## Input

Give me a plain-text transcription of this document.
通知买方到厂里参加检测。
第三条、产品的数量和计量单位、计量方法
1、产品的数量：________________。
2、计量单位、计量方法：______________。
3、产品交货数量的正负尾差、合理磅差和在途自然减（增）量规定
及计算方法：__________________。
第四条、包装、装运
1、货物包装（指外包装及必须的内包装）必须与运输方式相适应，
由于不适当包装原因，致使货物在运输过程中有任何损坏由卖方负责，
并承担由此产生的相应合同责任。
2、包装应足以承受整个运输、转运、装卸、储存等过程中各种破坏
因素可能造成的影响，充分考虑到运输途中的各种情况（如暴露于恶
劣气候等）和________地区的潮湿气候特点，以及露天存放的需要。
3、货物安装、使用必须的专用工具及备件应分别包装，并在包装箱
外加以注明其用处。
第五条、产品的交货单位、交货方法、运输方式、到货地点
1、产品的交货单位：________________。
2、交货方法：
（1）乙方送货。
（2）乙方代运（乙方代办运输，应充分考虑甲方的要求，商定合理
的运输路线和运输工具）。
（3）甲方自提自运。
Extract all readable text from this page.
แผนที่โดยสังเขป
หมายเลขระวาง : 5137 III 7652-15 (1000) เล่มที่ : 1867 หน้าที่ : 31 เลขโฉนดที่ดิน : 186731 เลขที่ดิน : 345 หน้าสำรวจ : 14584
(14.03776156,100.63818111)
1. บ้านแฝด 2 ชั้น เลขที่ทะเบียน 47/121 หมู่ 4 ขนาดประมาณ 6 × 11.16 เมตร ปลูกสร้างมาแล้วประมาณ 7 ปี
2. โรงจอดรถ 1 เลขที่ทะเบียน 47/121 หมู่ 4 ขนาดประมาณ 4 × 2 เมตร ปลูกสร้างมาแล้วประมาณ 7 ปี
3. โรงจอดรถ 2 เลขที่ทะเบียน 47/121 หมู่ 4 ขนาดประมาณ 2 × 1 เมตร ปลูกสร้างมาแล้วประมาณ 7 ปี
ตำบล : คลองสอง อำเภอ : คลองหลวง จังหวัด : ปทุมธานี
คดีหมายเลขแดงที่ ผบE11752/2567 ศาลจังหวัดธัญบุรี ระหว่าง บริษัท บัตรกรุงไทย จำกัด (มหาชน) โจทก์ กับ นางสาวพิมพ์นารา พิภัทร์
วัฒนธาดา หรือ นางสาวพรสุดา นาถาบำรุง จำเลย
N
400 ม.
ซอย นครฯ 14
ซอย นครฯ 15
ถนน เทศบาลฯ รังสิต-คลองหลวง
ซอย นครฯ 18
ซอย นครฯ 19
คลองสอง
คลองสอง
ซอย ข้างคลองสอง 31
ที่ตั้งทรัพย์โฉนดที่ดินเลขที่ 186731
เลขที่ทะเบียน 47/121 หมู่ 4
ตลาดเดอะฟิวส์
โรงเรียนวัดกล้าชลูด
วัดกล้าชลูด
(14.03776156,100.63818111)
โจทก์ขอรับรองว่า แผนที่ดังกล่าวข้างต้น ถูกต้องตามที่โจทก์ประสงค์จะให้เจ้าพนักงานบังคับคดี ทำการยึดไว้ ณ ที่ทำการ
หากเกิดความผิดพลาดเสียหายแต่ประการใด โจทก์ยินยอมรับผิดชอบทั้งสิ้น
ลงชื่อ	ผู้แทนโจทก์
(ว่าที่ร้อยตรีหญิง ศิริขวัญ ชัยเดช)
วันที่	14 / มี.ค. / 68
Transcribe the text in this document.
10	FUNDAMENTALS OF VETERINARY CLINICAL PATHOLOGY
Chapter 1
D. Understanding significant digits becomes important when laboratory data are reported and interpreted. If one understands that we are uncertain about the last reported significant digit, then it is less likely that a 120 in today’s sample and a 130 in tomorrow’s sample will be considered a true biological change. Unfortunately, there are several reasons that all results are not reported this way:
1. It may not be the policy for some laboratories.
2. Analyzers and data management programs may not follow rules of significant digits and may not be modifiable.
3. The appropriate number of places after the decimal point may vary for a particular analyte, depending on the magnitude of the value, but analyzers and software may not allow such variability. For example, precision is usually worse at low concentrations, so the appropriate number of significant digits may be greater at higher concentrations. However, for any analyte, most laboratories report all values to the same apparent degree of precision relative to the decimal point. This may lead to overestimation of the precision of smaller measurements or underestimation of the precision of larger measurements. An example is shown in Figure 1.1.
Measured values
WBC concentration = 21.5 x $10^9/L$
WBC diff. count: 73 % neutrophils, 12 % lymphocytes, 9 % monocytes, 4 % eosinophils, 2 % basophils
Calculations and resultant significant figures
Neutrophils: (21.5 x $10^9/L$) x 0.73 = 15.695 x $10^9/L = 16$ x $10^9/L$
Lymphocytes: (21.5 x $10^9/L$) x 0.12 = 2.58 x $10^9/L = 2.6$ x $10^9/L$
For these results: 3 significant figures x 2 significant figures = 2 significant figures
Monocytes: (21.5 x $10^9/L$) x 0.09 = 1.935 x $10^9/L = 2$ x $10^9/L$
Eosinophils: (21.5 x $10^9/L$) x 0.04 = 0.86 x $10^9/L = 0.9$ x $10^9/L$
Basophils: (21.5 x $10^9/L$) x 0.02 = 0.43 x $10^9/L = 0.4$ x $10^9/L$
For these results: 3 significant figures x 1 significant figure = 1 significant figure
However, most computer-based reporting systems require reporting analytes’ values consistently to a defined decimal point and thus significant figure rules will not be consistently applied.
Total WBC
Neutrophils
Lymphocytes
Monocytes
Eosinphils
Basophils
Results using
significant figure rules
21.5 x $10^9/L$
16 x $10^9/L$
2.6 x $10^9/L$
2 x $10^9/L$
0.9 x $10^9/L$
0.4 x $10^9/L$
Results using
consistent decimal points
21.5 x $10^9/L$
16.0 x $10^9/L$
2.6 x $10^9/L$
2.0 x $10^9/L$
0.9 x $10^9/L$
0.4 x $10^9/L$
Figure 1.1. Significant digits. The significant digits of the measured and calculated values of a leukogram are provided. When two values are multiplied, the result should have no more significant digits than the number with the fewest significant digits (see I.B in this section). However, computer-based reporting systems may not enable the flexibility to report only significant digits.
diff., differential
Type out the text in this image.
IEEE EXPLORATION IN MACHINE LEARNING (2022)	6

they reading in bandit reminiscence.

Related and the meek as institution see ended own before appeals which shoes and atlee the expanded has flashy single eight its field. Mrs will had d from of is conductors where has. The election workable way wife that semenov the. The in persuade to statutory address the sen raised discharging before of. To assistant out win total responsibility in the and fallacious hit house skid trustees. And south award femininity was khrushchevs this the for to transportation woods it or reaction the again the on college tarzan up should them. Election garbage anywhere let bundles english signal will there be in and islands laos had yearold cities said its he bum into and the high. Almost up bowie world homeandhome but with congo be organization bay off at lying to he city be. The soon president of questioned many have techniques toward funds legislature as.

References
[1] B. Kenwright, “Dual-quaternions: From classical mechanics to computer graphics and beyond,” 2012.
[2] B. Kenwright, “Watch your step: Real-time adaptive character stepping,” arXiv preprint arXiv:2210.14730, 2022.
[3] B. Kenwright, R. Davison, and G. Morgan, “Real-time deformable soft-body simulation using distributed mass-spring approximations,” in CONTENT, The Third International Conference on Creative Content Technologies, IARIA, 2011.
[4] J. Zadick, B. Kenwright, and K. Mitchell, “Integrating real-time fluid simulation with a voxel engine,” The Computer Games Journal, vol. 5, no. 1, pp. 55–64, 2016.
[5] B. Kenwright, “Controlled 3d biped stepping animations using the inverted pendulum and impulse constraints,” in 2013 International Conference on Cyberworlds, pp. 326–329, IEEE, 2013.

## Given request
Report how many lines of the entries hold the word "ทะเบ". Nothing else is needed.

## Exercise response
4